━━ Information shown ━━
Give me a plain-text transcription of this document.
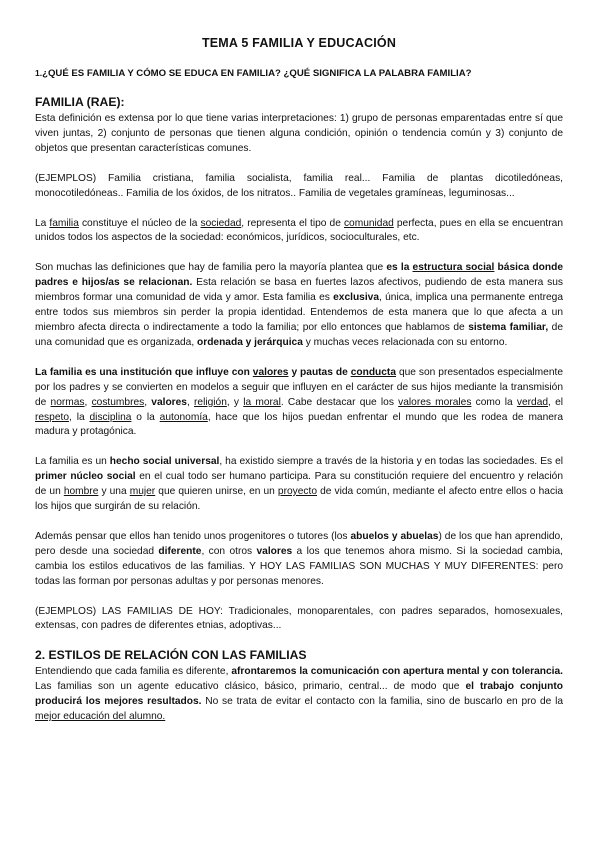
TEMA 5 FAMILIA Y EDUCACIÓN
1.¿QUÉ ES FAMILIA Y CÓMO SE EDUCA EN FAMILIA? ¿QUÉ SIGNIFICA LA PALABRA FAMILIA?
FAMILIA (RAE):

Esta definición es extensa por lo que tiene varias interpretaciones: 1) grupo de personas emparentadas entre sí que viven juntas, 2) conjunto de personas que tienen alguna condición, opinión o tendencia común y 3) conjunto de objetos que presentan características comunes.

(EJEMPLOS) Familia cristiana, familia socialista, familia real... Familia de plantas dicotiledóneas, monocotiledóneas.. Familia de los óxidos, de los nitratos.. Familia de vegetales gramíneas, leguminosas...

La familia constituye el núcleo de la sociedad, representa el tipo de comunidad perfecta, pues en ella se encuentran unidos todos los aspectos de la sociedad: económicos, jurídicos, socioculturales, etc.

Son muchas las definiciones que hay de familia pero la mayoría plantea que es la estructura social básica donde padres e hijos/as se relacionan. Esta relación se basa en fuertes lazos afectivos, pudiendo de esta manera sus miembros formar una comunidad de vida y amor. Esta familia es exclusiva, única, implica una permanente entrega entre todos sus miembros sin perder la propia identidad. Entendemos de esta manera que lo que afecta a un miembro afecta directa o indirectamente a todo la familia; por ello entonces que hablamos de sistema familiar, de una comunidad que es organizada, ordenada y jerárquica y muchas veces relacionada con su entorno.

La familia es una institución que influye con valores y pautas de conducta que son presentados especialmente por los padres y se convierten en modelos a seguir que influyen en el carácter de sus hijos mediante la transmisión de normas, costumbres, valores, religión, y la moral. Cabe destacar que los valores morales como la verdad, el respeto, la disciplina o la autonomía, hace que los hijos puedan enfrentar el mundo que les rodea de manera madura y protagónica.

La familia es un hecho social universal, ha existido siempre a través de la historia y en todas las sociedades. Es el primer núcleo social en el cual todo ser humano participa. Para su constitución requiere del encuentro y relación de un hombre y una mujer que quieren unirse, en un proyecto de vida común, mediante el afecto entre ellos o hacia los hijos que surgirán de su relación.

Además pensar que ellos han tenido unos progenitores o tutores (los abuelos y abuelas) de los que han aprendido, pero desde una sociedad diferente, con otros valores a los que tenemos ahora mismo. Si la sociedad cambia, cambia los estilos educativos de las familias. Y HOY LAS FAMILIAS SON MUCHAS Y MUY DIFERENTES: pero todas las forman por personas adultas y por personas menores.

(EJEMPLOS) LAS FAMILIAS DE HOY: Tradicionales, monoparentales, con padres separados, homosexuales, extensas, con padres de diferentes etnias, adoptivas...

2. ESTILOS DE RELACIÓN CON LAS FAMILIAS

Entendiendo que cada familia es diferente, afrontaremos la comunicación con apertura mental y con tolerancia. Las familias son un agente educativo clásico, básico, primario, central... de modo que el trabajo conjunto producirá los mejores resultados. No se trata de evitar el contacto con la familia, sino de buscarlo en pro de la mejor educación del alumno.
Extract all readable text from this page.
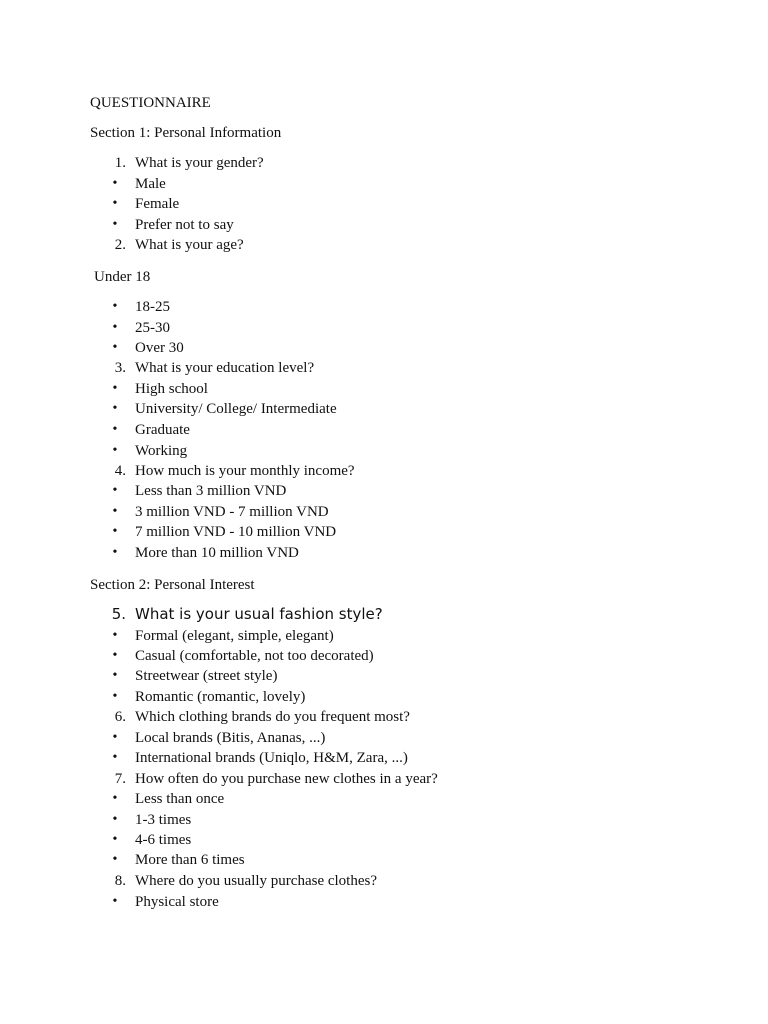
QUESTIONNAIRE
Section 1: Personal Information
1. What is your gender?
•	Male
•	Female
•	Prefer not to say
2. What is your age?
Under 18
•	18-25
•	25-30
•	Over 30
3. What is your education level?
•	High school
•	University/ College/ Intermediate
•	Graduate
•	Working
4. How much is your monthly income?
•	Less than 3 million VND
•	3 million VND - 7 million VND
•	7 million VND - 10 million VND
•	More than 10 million VND
Section 2: Personal Interest
5. What is your usual fashion style?
•	Formal (elegant, simple, elegant)
•	Casual (comfortable, not too decorated)
•	Streetwear (street style)
•	Romantic (romantic, lovely)
6. Which clothing brands do you frequent most?
•	Local brands (Bitis, Ananas, ...)
•	International brands (Uniqlo, H&M, Zara, ...)
7. How often do you purchase new clothes in a year?
•	Less than once
•	1-3 times
•	4-6 times
•	More than 6 times
8. Where do you usually purchase clothes?
•	Physical store
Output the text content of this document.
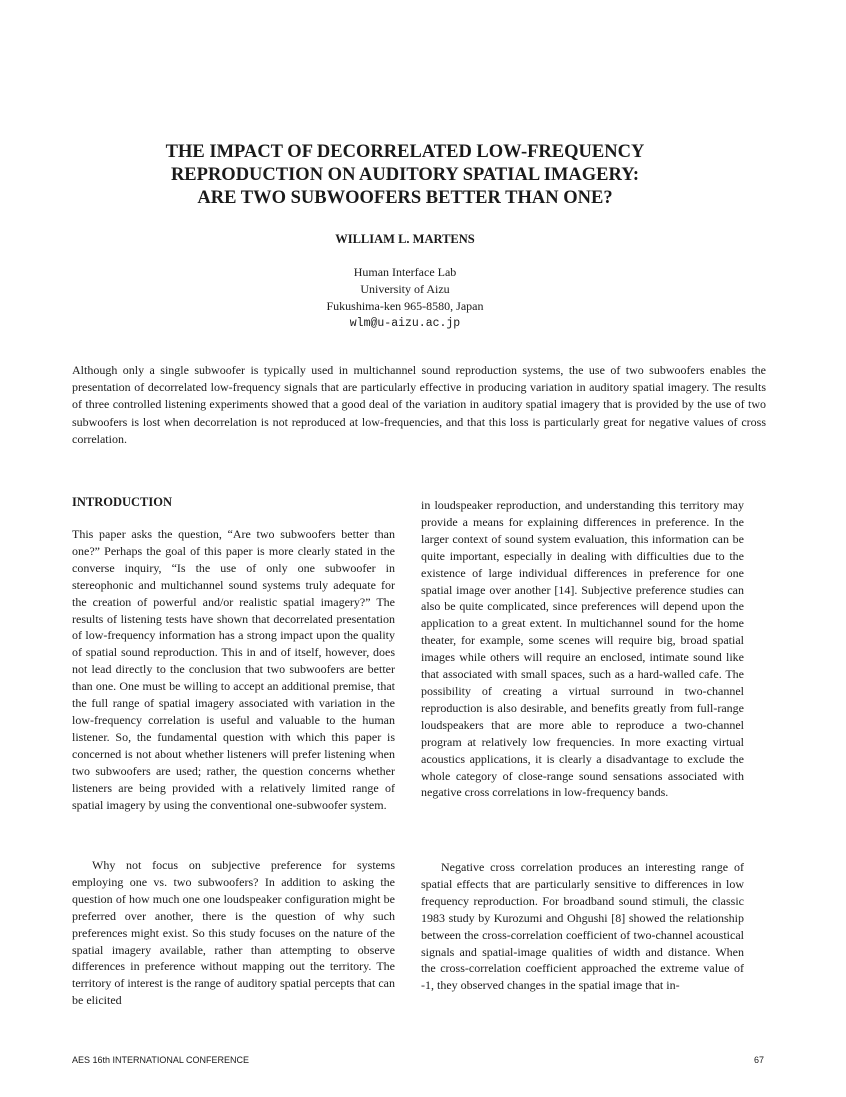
THE IMPACT OF DECORRELATED LOW-FREQUENCY
REPRODUCTION ON AUDITORY SPATIAL IMAGERY:
ARE TWO SUBWOOFERS BETTER THAN ONE?
WILLIAM L. MARTENS
Human Interface Lab
University of Aizu
Fukushima-ken 965-8580, Japan
wlm@u-aizu.ac.jp

Although only a single subwoofer is typically used in multichannel sound reproduction systems, the use of two subwoofers enables the presentation of decorrelated low-frequency signals that are particularly effective in producing variation in auditory spatial imagery. The results of three controlled listening experiments showed that a good deal of the variation in auditory spatial imagery that is provided by the use of two subwoofers is lost when decorrelation is not reproduced at low-frequencies, and that this loss is particularly great for negative values of cross correlation.

INTRODUCTION

This paper asks the question, “Are two subwoofers better than one?” Perhaps the goal of this paper is more clearly stated in the converse inquiry, “Is the use of only one subwoofer in stereophonic and multichannel sound systems truly adequate for the creation of powerful and/or realistic spatial imagery?” The results of listening tests have shown that decorrelated presentation of low-frequency information has a strong impact upon the quality of spatial sound reproduction. This in and of itself, however, does not lead directly to the conclusion that two subwoofers are better than one. One must be willing to accept an additional premise, that the full range of spatial imagery associated with variation in the low-frequency correlation is useful and valuable to the human listener. So, the fundamental question with which this paper is concerned is not about whether listeners will prefer listening when two subwoofers are used; rather, the question concerns whether listeners are being provided with a relatively limited range of spatial imagery by using the conventional one-subwoofer system.

Why not focus on subjective preference for systems employing one vs. two subwoofers? In addition to asking the question of how much one one loudspeaker configuration might be preferred over another, there is the question of why such preferences might exist. So this study focuses on the nature of the spatial imagery available, rather than attempting to observe differences in preference without mapping out the territory. The territory of interest is the range of auditory spatial percepts that can be elicited

in loudspeaker reproduction, and understanding this territory may provide a means for explaining differences in preference. In the larger context of sound system evaluation, this information can be quite important, especially in dealing with difficulties due to the existence of large individual differences in preference for one spatial image over another [14]. Subjective preference studies can also be quite complicated, since preferences will depend upon the application to a great extent. In multichannel sound for the home theater, for example, some scenes will require big, broad spatial images while others will require an enclosed, intimate sound like that associated with small spaces, such as a hard-walled cafe. The possibility of creating a virtual surround in two-channel reproduction is also desirable, and benefits greatly from full-range loudspeakers that are more able to reproduce a two-channel program at relatively low frequencies. In more exacting virtual acoustics applications, it is clearly a disadvantage to exclude the whole category of close-range sound sensations associated with negative cross correlations in low-frequency bands.

Negative cross correlation produces an interesting range of spatial effects that are particularly sensitive to differences in low frequency reproduction. For broadband sound stimuli, the classic 1983 study by Kurozumi and Ohgushi [8] showed the relationship between the cross-correlation coefficient of two-channel acoustical signals and spatial-image qualities of width and distance. When the cross-correlation coefficient approached the extreme value of -1, they observed changes in the spatial image that in-

AES 16th INTERNATIONAL CONFERENCE	67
━━━
▸ Task requirements: Retype the entries word for word. Omit any images.

▸ Expected answer:
Give me a plain-text transcription of this document.
TEMA 5 FAMILIA Y EDUCACIÓN
1.¿QUÉ ES FAMILIA Y CÓMO SE EDUCA EN FAMILIA? ¿QUÉ SIGNIFICA LA PALABRA FAMILIA?
FAMILIA (RAE):

Esta definición es extensa por lo que tiene varias interpretaciones: 1) grupo de personas emparentadas entre sí que viven juntas, 2) conjunto de personas que tienen alguna condición, opinión o tendencia común y 3) conjunto de objetos que presentan características comunes.

(EJEMPLOS) Familia cristiana, familia socialista, familia real... Familia de plantas dicotiledóneas, monocotiledóneas.. Familia de los óxidos, de los nitratos.. Familia de vegetales gramíneas, leguminosas...

La familia constituye el núcleo de la sociedad, representa el tipo de comunidad perfecta, pues en ella se encuentran unidos todos los aspectos de la sociedad: económicos, jurídicos, socioculturales, etc.

Son muchas las definiciones que hay de familia pero la mayoría plantea que es la estructura social básica donde padres e hijos/as se relacionan. Esta relación se basa en fuertes lazos afectivos, pudiendo de esta manera sus miembros formar una comunidad de vida y amor. Esta familia es exclusiva, única, implica una permanente entrega entre todos sus miembros sin perder la propia identidad. Entendemos de esta manera que lo que afecta a un miembro afecta directa o indirectamente a todo la familia; por ello entonces que hablamos de sistema familiar, de una comunidad que es organizada, ordenada y jerárquica y muchas veces relacionada con su entorno.

La familia es una institución que influye con valores y pautas de conducta que son presentados especialmente por los padres y se convierten en modelos a seguir que influyen en el carácter de sus hijos mediante la transmisión de normas, costumbres, valores, religión, y la moral. Cabe destacar que los valores morales como la verdad, el respeto, la disciplina o la autonomía, hace que los hijos puedan enfrentar el mundo que les rodea de manera madura y protagónica.

La familia es un hecho social universal, ha existido siempre a través de la historia y en todas las sociedades. Es el primer núcleo social en el cual todo ser humano participa. Para su constitución requiere del encuentro y relación de un hombre y una mujer que quieren unirse, en un proyecto de vida común, mediante el afecto entre ellos o hacia los hijos que surgirán de su relación.

Además pensar que ellos han tenido unos progenitores o tutores (los abuelos y abuelas) de los que han aprendido, pero desde una sociedad diferente, con otros valores a los que tenemos ahora mismo. Si la sociedad cambia, cambia los estilos educativos de las familias. Y HOY LAS FAMILIAS SON MUCHAS Y MUY DIFERENTES: pero todas las forman por personas adultas y por personas menores.

(EJEMPLOS) LAS FAMILIAS DE HOY: Tradicionales, monoparentales, con padres separados, homosexuales, extensas, con padres de diferentes etnias, adoptivas...

2. ESTILOS DE RELACIÓN CON LAS FAMILIAS

Entendiendo que cada familia es diferente, afrontaremos la comunicación con apertura mental y con tolerancia. Las familias son un agente educativo clásico, básico, primario, central... de modo que el trabajo conjunto producirá los mejores resultados. No se trata de evitar el contacto con la familia, sino de buscarlo en pro de la mejor educación del alumno.
Extract all readable text from this page.
QUESTIONNAIRE
Section 1: Personal Information
1. What is your gender?
•	Male
•	Female
•	Prefer not to say
2. What is your age?
Under 18
•	18-25
•	25-30
•	Over 30
3. What is your education level?
•	High school
•	University/ College/ Intermediate
•	Graduate
•	Working
4. How much is your monthly income?
•	Less than 3 million VND
•	3 million VND - 7 million VND
•	7 million VND - 10 million VND
•	More than 10 million VND
Section 2: Personal Interest
5. What is your usual fashion style?
•	Formal (elegant, simple, elegant)
•	Casual (comfortable, not too decorated)
•	Streetwear (street style)
•	Romantic (romantic, lovely)
6. Which clothing brands do you frequent most?
•	Local brands (Bitis, Ananas, ...)
•	International brands (Uniqlo, H&M, Zara, ...)
7. How often do you purchase new clothes in a year?
•	Less than once
•	1-3 times
•	4-6 times
•	More than 6 times
8. Where do you usually purchase clothes?
•	Physical store
Output the text content of this document.
THE IMPACT OF DECORRELATED LOW-FREQUENCY
REPRODUCTION ON AUDITORY SPATIAL IMAGERY:
ARE TWO SUBWOOFERS BETTER THAN ONE?
WILLIAM L. MARTENS
Human Interface Lab
University of Aizu
Fukushima-ken 965-8580, Japan
wlm@u-aizu.ac.jp

Although only a single subwoofer is typically used in multichannel sound reproduction systems, the use of two subwoofers enables the presentation of decorrelated low-frequency signals that are particularly effective in producing variation in auditory spatial imagery. The results of three controlled listening experiments showed that a good deal of the variation in auditory spatial imagery that is provided by the use of two subwoofers is lost when decorrelation is not reproduced at low-frequencies, and that this loss is particularly great for negative values of cross correlation.

INTRODUCTION

This paper asks the question, “Are two subwoofers better than one?” Perhaps the goal of this paper is more clearly stated in the converse inquiry, “Is the use of only one subwoofer in stereophonic and multichannel sound systems truly adequate for the creation of powerful and/or realistic spatial imagery?” The results of listening tests have shown that decorrelated presentation of low-frequency information has a strong impact upon the quality of spatial sound reproduction. This in and of itself, however, does not lead directly to the conclusion that two subwoofers are better than one. One must be willing to accept an additional premise, that the full range of spatial imagery associated with variation in the low-frequency correlation is useful and valuable to the human listener. So, the fundamental question with which this paper is concerned is not about whether listeners will prefer listening when two subwoofers are used; rather, the question concerns whether listeners are being provided with a relatively limited range of spatial imagery by using the conventional one-subwoofer system.

Why not focus on subjective preference for systems employing one vs. two subwoofers? In addition to asking the question of how much one one loudspeaker configuration might be preferred over another, there is the question of why such preferences might exist. So this study focuses on the nature of the spatial imagery available, rather than attempting to observe differences in preference without mapping out the territory. The territory of interest is the range of auditory spatial percepts that can be elicited

in loudspeaker reproduction, and understanding this territory may provide a means for explaining differences in preference. In the larger context of sound system evaluation, this information can be quite important, especially in dealing with difficulties due to the existence of large individual differences in preference for one spatial image over another [14]. Subjective preference studies can also be quite complicated, since preferences will depend upon the application to a great extent. In multichannel sound for the home theater, for example, some scenes will require big, broad spatial images while others will require an enclosed, intimate sound like that associated with small spaces, such as a hard-walled cafe. The possibility of creating a virtual surround in two-channel reproduction is also desirable, and benefits greatly from full-range loudspeakers that are more able to reproduce a two-channel program at relatively low frequencies. In more exacting virtual acoustics applications, it is clearly a disadvantage to exclude the whole category of close-range sound sensations associated with negative cross correlations in low-frequency bands.

Negative cross correlation produces an interesting range of spatial effects that are particularly sensitive to differences in low frequency reproduction. For broadband sound stimuli, the classic 1983 study by Kurozumi and Ohgushi [8] showed the relationship between the cross-correlation coefficient of two-channel acoustical signals and spatial-image qualities of width and distance. When the cross-correlation coefficient approached the extreme value of -1, they observed changes in the spatial image that in-

AES 16th INTERNATIONAL CONFERENCE	67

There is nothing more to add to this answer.